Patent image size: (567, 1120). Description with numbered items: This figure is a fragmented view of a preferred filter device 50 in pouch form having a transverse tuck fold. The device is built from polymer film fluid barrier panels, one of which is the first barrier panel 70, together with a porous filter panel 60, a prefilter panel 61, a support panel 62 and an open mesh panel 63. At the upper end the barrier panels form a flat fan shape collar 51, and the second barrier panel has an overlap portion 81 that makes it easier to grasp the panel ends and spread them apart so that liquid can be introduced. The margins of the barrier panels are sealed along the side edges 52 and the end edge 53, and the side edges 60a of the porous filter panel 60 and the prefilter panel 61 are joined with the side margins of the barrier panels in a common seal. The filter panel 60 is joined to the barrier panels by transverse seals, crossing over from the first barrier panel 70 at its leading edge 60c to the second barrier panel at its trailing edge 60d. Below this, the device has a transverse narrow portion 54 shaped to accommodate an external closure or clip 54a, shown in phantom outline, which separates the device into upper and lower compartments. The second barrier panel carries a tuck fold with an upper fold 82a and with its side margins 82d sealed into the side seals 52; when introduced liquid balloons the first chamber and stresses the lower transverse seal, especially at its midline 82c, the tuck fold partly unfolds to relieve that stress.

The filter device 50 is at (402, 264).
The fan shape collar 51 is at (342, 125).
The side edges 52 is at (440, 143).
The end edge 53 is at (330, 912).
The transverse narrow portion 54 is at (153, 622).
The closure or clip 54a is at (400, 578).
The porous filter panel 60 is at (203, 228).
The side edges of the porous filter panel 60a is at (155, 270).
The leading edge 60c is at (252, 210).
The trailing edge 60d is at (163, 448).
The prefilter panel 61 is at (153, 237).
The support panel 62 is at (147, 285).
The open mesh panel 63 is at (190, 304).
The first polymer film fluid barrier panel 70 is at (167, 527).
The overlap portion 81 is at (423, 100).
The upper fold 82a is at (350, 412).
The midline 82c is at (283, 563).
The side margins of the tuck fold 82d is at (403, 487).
----
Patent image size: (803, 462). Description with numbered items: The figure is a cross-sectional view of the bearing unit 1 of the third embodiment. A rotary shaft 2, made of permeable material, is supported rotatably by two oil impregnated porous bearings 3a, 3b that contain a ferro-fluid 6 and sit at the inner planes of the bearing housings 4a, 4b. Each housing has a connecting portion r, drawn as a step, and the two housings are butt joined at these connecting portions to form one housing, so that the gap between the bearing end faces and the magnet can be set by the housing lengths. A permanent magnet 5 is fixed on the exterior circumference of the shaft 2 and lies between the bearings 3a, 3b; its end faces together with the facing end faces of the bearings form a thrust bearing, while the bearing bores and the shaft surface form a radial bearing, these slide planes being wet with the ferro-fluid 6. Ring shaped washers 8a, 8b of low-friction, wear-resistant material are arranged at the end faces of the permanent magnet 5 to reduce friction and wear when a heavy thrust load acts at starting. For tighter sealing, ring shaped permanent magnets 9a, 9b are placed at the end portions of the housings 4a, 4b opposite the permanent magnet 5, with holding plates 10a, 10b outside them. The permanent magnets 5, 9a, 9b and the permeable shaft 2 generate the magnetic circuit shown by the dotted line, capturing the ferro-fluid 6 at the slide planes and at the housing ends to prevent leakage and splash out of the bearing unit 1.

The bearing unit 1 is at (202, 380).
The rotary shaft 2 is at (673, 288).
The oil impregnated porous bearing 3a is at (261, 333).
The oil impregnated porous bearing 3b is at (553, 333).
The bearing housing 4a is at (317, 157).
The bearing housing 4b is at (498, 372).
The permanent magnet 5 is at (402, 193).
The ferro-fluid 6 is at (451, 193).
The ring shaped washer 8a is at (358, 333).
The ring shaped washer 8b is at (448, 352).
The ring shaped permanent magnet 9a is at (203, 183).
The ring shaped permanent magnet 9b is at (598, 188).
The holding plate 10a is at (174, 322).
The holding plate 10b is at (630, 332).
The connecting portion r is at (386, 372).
----
• Required work:
Reproduce verbatim the part of the data that opens with the line containing "Patent image size: (567, 1120)." and closes with the line containing "The end edge 53 is at (330, 912).", with both of those lines included.

• Answer for this exercise:
Patent image size: (567, 1120). Description with numbered items: This figure is a fragmented view of a preferred filter device 50 in pouch form having a transverse tuck fold. The device is built from polymer film fluid barrier panels, one of which is the first barrier panel 70, together with a porous filter panel 60, a prefilter panel 61, a support panel 62 and an open mesh panel 63. At the upper end the barrier panels form a flat fan shape collar 51, and the second barrier panel has an overlap portion 81 that makes it easier to grasp the panel ends and spread them apart so that liquid can be introduced. The margins of the barrier panels are sealed along the side edges 52 and the end edge 53, and the side edges 60a of the porous filter panel 60 and the prefilter panel 61 are joined with the side margins of the barrier panels in a common seal. The filter panel 60 is joined to the barrier panels by transverse seals, crossing over from the first barrier panel 70 at its leading edge 60c to the second barrier panel at its trailing edge 60d. Below this, the device has a transverse narrow portion 54 shaped to accommodate an external closure or clip 54a, shown in phantom outline, which separates the device into upper and lower compartments. The second barrier panel carries a tuck fold with an upper fold 82a and with its side margins 82d sealed into the side seals 52; when introduced liquid balloons the first chamber and stresses the lower transverse seal, especially at its midline 82c, the tuck fold partly unfolds to relieve that stress.

The filter device 50 is at (402, 264).
The fan shape collar 51 is at (342, 125).
The side edges 52 is at (440, 143).
The end edge 53 is at (330, 912).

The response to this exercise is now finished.